--- start of Available data ---

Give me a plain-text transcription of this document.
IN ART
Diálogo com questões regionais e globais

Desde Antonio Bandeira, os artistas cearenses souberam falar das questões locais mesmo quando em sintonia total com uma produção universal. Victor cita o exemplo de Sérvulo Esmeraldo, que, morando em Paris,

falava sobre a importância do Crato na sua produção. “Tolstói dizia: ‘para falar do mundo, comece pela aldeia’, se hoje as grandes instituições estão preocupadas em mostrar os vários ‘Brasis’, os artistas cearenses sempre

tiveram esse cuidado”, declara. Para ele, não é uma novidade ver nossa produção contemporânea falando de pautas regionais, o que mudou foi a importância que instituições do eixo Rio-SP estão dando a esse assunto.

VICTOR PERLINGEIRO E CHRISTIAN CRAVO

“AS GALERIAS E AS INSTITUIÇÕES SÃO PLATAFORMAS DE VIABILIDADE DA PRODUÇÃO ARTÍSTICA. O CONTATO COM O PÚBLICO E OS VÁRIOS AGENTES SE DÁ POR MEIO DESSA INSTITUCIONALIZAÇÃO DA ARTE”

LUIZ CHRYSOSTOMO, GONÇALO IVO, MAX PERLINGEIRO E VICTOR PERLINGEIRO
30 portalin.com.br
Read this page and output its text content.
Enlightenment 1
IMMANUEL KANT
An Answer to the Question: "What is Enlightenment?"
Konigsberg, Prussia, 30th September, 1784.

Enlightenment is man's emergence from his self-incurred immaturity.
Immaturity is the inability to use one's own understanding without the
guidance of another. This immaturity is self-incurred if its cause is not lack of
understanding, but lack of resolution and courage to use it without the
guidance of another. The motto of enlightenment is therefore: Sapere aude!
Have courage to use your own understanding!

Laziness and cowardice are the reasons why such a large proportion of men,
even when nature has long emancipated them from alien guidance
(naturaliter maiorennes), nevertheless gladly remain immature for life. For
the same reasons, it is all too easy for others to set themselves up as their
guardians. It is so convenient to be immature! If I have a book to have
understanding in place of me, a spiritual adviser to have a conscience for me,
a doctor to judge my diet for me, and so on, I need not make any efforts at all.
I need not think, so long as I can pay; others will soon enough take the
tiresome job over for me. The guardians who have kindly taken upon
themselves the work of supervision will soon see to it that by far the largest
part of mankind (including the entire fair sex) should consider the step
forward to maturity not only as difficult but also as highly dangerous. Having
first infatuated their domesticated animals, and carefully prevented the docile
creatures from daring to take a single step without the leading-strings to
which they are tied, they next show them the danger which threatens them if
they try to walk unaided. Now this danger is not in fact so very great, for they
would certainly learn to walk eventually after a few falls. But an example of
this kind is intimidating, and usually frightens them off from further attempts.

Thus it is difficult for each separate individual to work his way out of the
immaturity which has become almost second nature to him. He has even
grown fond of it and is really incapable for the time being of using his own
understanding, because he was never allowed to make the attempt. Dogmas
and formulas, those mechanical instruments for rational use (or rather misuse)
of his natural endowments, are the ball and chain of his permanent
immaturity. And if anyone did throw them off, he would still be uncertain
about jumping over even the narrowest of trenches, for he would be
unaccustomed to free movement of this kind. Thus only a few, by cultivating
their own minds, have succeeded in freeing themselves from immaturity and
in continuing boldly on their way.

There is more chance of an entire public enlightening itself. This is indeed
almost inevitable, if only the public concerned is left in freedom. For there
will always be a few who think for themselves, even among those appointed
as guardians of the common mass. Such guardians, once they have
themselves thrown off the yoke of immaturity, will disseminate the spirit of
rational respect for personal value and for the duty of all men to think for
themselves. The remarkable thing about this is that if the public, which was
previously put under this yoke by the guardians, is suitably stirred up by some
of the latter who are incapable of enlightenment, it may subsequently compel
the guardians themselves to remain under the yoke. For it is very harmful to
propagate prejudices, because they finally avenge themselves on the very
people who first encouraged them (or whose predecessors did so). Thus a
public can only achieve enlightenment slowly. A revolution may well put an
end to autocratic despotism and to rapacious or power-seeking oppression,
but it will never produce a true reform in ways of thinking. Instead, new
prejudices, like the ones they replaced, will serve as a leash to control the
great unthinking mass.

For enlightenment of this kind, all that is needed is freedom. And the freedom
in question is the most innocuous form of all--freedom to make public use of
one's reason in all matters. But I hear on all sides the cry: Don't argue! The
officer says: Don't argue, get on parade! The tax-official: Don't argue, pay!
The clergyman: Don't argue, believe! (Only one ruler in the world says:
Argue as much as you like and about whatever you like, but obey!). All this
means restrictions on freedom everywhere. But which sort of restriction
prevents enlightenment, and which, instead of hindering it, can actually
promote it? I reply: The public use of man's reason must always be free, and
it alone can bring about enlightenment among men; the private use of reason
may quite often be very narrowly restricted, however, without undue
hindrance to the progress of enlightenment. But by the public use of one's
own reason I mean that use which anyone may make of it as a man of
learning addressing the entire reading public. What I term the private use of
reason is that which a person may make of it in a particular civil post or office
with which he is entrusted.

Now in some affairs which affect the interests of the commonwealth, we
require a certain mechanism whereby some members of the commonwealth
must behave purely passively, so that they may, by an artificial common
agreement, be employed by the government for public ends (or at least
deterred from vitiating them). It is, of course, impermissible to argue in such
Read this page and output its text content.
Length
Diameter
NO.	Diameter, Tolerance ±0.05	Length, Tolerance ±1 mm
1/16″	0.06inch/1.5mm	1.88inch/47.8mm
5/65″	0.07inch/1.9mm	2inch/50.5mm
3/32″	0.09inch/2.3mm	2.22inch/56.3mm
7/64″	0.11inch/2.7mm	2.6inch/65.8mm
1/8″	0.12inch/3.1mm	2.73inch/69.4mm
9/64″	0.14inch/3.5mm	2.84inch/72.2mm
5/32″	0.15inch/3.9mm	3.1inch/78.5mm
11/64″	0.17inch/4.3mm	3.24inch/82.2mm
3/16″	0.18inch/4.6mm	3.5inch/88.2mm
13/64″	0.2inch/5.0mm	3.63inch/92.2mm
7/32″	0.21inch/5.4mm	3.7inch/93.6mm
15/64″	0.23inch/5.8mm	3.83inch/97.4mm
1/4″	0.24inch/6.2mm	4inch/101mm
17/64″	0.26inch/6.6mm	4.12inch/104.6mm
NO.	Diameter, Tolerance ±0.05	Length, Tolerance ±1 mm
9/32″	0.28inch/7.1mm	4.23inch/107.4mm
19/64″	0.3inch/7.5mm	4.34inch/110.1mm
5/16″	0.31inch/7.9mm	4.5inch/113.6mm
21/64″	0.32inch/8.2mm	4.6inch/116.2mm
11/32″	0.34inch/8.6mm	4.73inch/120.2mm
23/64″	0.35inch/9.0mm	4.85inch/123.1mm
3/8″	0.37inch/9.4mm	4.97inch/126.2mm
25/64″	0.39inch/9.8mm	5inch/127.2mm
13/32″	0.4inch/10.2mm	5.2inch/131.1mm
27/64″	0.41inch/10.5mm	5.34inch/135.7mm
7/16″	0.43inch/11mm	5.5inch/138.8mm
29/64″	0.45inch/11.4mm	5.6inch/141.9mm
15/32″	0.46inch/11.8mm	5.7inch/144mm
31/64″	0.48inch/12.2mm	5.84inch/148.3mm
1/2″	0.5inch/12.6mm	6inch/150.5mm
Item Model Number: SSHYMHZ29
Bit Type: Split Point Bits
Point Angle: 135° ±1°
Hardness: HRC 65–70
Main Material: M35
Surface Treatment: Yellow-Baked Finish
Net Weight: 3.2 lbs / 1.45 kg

--- end of Available data ---

» Work required: Collect every line above that contains the word "long".

» Task solution:
even when nature has long emancipated them from alien guidance
I need not think, so long as I can pay; others will soon enough take the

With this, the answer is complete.